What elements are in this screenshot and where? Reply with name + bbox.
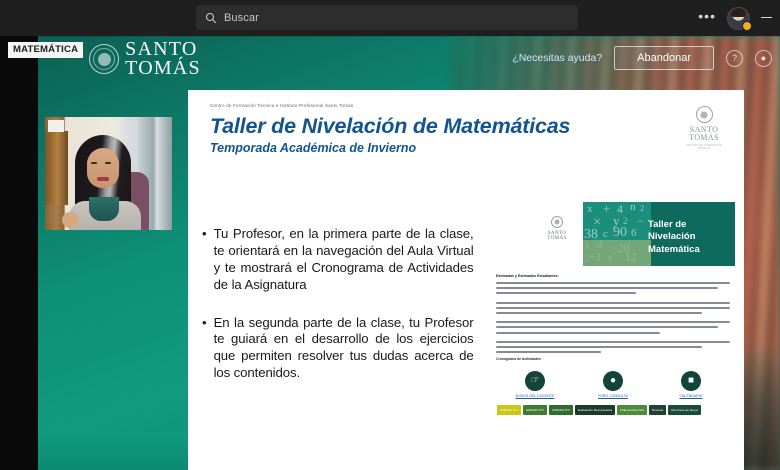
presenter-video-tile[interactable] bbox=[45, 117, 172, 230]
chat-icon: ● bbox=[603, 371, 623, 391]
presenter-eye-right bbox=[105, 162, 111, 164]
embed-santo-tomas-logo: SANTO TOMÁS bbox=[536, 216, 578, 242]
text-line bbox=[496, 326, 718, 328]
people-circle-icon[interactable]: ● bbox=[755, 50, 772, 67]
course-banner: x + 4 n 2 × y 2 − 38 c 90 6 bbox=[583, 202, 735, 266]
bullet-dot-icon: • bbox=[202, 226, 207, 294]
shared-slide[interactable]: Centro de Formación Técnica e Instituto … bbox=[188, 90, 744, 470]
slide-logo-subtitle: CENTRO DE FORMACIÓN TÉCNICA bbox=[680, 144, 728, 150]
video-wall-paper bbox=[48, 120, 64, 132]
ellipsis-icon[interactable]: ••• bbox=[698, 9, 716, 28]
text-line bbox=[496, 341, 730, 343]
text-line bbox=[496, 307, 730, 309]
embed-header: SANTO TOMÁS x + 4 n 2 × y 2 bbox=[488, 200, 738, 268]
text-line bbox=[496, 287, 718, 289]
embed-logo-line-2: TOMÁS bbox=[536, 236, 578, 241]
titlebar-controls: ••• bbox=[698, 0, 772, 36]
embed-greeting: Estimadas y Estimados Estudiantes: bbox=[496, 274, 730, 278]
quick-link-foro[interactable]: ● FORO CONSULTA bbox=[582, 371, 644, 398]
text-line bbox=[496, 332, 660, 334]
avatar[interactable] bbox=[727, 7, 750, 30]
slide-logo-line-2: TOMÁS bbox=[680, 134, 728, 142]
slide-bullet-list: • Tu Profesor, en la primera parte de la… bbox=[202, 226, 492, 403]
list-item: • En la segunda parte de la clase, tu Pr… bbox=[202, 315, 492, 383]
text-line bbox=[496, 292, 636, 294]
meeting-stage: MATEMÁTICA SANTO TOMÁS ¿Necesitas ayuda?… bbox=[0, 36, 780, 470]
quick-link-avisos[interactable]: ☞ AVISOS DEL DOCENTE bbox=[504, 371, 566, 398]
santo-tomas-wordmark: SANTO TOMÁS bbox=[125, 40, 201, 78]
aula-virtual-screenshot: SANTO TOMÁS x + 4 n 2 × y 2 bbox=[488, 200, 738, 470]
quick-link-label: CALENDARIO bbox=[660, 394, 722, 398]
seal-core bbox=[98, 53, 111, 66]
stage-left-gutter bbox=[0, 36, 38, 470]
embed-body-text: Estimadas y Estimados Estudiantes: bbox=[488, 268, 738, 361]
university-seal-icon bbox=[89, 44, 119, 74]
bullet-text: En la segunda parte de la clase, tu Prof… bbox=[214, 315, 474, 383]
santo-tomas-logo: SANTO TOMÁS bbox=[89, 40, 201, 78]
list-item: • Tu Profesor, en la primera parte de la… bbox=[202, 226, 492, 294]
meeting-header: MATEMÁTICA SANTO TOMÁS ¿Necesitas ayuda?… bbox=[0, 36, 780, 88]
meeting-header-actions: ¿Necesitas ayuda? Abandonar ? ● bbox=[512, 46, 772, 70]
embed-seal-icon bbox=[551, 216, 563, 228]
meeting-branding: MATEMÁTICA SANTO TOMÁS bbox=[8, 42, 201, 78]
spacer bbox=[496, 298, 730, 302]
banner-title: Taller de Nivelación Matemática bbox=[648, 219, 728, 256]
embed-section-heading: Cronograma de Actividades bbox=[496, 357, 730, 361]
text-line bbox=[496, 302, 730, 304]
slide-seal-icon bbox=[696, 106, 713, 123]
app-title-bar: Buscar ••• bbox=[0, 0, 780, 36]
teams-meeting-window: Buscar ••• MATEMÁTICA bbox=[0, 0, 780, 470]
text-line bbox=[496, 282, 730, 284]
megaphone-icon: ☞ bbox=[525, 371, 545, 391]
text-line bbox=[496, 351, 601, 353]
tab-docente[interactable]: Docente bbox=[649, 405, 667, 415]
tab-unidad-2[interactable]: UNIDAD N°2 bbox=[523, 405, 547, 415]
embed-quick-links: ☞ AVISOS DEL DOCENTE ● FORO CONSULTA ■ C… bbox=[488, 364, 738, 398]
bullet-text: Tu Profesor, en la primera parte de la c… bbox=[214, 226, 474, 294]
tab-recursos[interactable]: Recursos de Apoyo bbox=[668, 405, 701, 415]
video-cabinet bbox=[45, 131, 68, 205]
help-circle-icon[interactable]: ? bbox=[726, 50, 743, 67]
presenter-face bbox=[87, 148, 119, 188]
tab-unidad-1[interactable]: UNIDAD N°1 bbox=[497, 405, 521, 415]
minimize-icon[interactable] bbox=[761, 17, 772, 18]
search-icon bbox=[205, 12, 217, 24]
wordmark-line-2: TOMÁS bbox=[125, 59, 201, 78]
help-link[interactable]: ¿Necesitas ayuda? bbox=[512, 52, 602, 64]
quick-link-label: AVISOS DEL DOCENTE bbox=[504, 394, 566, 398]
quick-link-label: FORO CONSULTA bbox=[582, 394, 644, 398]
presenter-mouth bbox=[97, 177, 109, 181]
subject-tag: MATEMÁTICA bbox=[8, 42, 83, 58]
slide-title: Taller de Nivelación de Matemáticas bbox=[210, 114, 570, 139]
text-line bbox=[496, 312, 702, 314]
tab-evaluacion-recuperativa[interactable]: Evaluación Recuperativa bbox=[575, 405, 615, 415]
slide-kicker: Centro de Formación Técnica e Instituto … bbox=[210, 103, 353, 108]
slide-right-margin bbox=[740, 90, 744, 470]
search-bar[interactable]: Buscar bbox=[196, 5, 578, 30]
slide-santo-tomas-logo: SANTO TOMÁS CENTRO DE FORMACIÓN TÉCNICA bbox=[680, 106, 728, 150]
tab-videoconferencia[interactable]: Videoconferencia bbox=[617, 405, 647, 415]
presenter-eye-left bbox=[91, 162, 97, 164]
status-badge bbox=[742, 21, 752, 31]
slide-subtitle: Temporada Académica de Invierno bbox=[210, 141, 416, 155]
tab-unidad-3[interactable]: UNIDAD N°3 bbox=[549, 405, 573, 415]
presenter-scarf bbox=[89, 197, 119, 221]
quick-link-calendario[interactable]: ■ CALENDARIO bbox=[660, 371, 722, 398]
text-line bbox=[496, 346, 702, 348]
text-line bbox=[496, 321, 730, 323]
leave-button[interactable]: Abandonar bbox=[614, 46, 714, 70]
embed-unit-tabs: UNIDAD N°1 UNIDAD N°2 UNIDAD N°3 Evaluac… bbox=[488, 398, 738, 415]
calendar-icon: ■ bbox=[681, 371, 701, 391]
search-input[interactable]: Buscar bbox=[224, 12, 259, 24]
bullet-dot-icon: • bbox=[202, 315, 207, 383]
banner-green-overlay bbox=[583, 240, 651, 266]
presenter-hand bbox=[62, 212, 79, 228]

————————

Copy the lines above word for word, omitting the picture.

What elements are in this screenshot and where? Reply with name + bbox.
presenter-video-tile[interactable] bbox=[45, 117, 172, 230]
chat-icon: ● bbox=[603, 371, 623, 391]
presenter-eye-right bbox=[105, 162, 111, 164]
embed-santo-tomas-logo: SANTO TOMÁS bbox=[536, 216, 578, 242]
text-line bbox=[496, 326, 718, 328]
people-circle-icon[interactable]: ● bbox=[755, 50, 772, 67]
course-banner: x + 4 n 2 × y 2 − 38 c 90 6 bbox=[583, 202, 735, 266]
bullet-dot-icon: • bbox=[202, 226, 207, 294]
shared-slide[interactable]: Centro de Formación Técnica e Instituto … bbox=[188, 90, 744, 470]
slide-logo-subtitle: CENTRO DE FORMACIÓN TÉCNICA bbox=[680, 144, 728, 150]
video-wall-paper bbox=[48, 120, 64, 132]
ellipsis-icon[interactable]: ••• bbox=[698, 9, 716, 28]
text-line bbox=[496, 341, 730, 343]
text-line bbox=[496, 307, 730, 309]
embed-header: SANTO TOMÁS x + 4 n 2 × y 2 bbox=[488, 200, 738, 268]
text-line bbox=[496, 287, 718, 289]
embed-logo-line-2: TOMÁS bbox=[536, 236, 578, 241]
titlebar-controls: ••• bbox=[698, 0, 772, 36]
embed-greeting: Estimadas y Estimados Estudiantes: bbox=[496, 274, 730, 278]
quick-link-foro[interactable]: ● FORO CONSULTA bbox=[582, 371, 644, 398]
text-line bbox=[496, 332, 660, 334]
avatar[interactable] bbox=[727, 7, 750, 30]
slide-logo-line-2: TOMÁS bbox=[680, 134, 728, 142]
slide-bullet-list: • Tu Profesor, en la primera parte de la… bbox=[202, 226, 492, 403]
list-item: • En la segunda parte de la clase, tu Pr… bbox=[202, 315, 492, 383]
text-line bbox=[496, 292, 636, 294]
meeting-stage: MATEMÁTICA SANTO TOMÁS ¿Necesitas ayuda?… bbox=[0, 36, 780, 470]
quick-link-avisos[interactable]: ☞ AVISOS DEL DOCENTE bbox=[504, 371, 566, 398]
santo-tomas-wordmark: SANTO TOMÁS bbox=[125, 40, 201, 78]
aula-virtual-screenshot: SANTO TOMÁS x + 4 n 2 × y 2 bbox=[488, 200, 738, 470]
quick-link-label: CALENDARIO bbox=[660, 394, 722, 398]
seal-core bbox=[98, 53, 111, 66]
stage-left-gutter bbox=[0, 36, 38, 470]
embed-body-text: Estimadas y Estimados Estudiantes: bbox=[488, 268, 738, 361]
university-seal-icon bbox=[89, 44, 119, 74]
bullet-text: En la segunda parte de la clase, tu Prof… bbox=[214, 315, 474, 383]
santo-tomas-logo: SANTO TOMÁS bbox=[89, 40, 201, 78]
list-item: • Tu Profesor, en la primera parte de la… bbox=[202, 226, 492, 294]
meeting-header: MATEMÁTICA SANTO TOMÁS ¿Necesitas ayuda?… bbox=[0, 36, 780, 88]
meeting-header-actions: ¿Necesitas ayuda? Abandonar ? ● bbox=[512, 46, 772, 70]
embed-seal-icon bbox=[551, 216, 563, 228]
meeting-branding: MATEMÁTICA SANTO TOMÁS bbox=[8, 42, 201, 78]
spacer bbox=[496, 298, 730, 302]
banner-title: Taller de Nivelación Matemática bbox=[648, 219, 728, 256]
embed-section-heading: Cronograma de Actividades bbox=[496, 357, 730, 361]
text-line bbox=[496, 302, 730, 304]
slide-seal-icon bbox=[696, 106, 713, 123]
app-title-bar: Buscar ••• bbox=[0, 0, 780, 36]
teams-meeting-window: Buscar ••• MATEMÁTICA bbox=[0, 0, 780, 470]
text-line bbox=[496, 282, 730, 284]
megaphone-icon: ☞ bbox=[525, 371, 545, 391]
text-line bbox=[496, 351, 601, 353]
tab-docente[interactable]: Docente bbox=[649, 405, 667, 415]
tab-unidad-2[interactable]: UNIDAD N°2 bbox=[523, 405, 547, 415]
embed-quick-links: ☞ AVISOS DEL DOCENTE ● FORO CONSULTA ■ C… bbox=[488, 364, 738, 398]
bullet-text: Tu Profesor, en la primera parte de la c… bbox=[214, 226, 474, 294]
tab-recursos[interactable]: Recursos de Apoyo bbox=[668, 405, 701, 415]
video-cabinet bbox=[45, 131, 68, 205]
help-circle-icon[interactable]: ? bbox=[726, 50, 743, 67]
presenter-face bbox=[87, 148, 119, 188]
tab-unidad-1[interactable]: UNIDAD N°1 bbox=[497, 405, 521, 415]
minimize-icon[interactable] bbox=[761, 17, 772, 18]
search-icon bbox=[205, 12, 217, 24]
wordmark-line-2: TOMÁS bbox=[125, 59, 201, 78]
help-link[interactable]: ¿Necesitas ayuda? bbox=[512, 52, 602, 64]
quick-link-label: AVISOS DEL DOCENTE bbox=[504, 394, 566, 398]
quick-link-label: FORO CONSULTA bbox=[582, 394, 644, 398]
presenter-mouth bbox=[97, 177, 109, 181]
subject-tag: MATEMÁTICA bbox=[8, 42, 83, 58]
slide-title: Taller de Nivelación de Matemáticas bbox=[210, 114, 570, 139]
text-line bbox=[496, 312, 702, 314]
tab-evaluacion-recuperativa[interactable]: Evaluación Recuperativa bbox=[575, 405, 615, 415]
slide-kicker: Centro de Formación Técnica e Instituto … bbox=[210, 103, 353, 108]
slide-right-margin bbox=[740, 90, 744, 470]
search-bar[interactable]: Buscar bbox=[196, 5, 578, 30]
slide-santo-tomas-logo: SANTO TOMÁS CENTRO DE FORMACIÓN TÉCNICA bbox=[680, 106, 728, 150]
tab-videoconferencia[interactable]: Videoconferencia bbox=[617, 405, 647, 415]
presenter-eye-left bbox=[91, 162, 97, 164]
status-badge bbox=[742, 21, 752, 31]
slide-subtitle: Temporada Académica de Invierno bbox=[210, 141, 416, 155]
tab-unidad-3[interactable]: UNIDAD N°3 bbox=[549, 405, 573, 415]
presenter-scarf bbox=[89, 197, 119, 221]
quick-link-calendario[interactable]: ■ CALENDARIO bbox=[660, 371, 722, 398]
text-line bbox=[496, 346, 702, 348]
text-line bbox=[496, 321, 730, 323]
leave-button[interactable]: Abandonar bbox=[614, 46, 714, 70]
embed-unit-tabs: UNIDAD N°1 UNIDAD N°2 UNIDAD N°3 Evaluac… bbox=[488, 398, 738, 415]
calendar-icon: ■ bbox=[681, 371, 701, 391]
search-input[interactable]: Buscar bbox=[224, 12, 259, 24]
bullet-dot-icon: • bbox=[202, 315, 207, 383]
banner-green-overlay bbox=[583, 240, 651, 266]
presenter-hand bbox=[62, 212, 79, 228]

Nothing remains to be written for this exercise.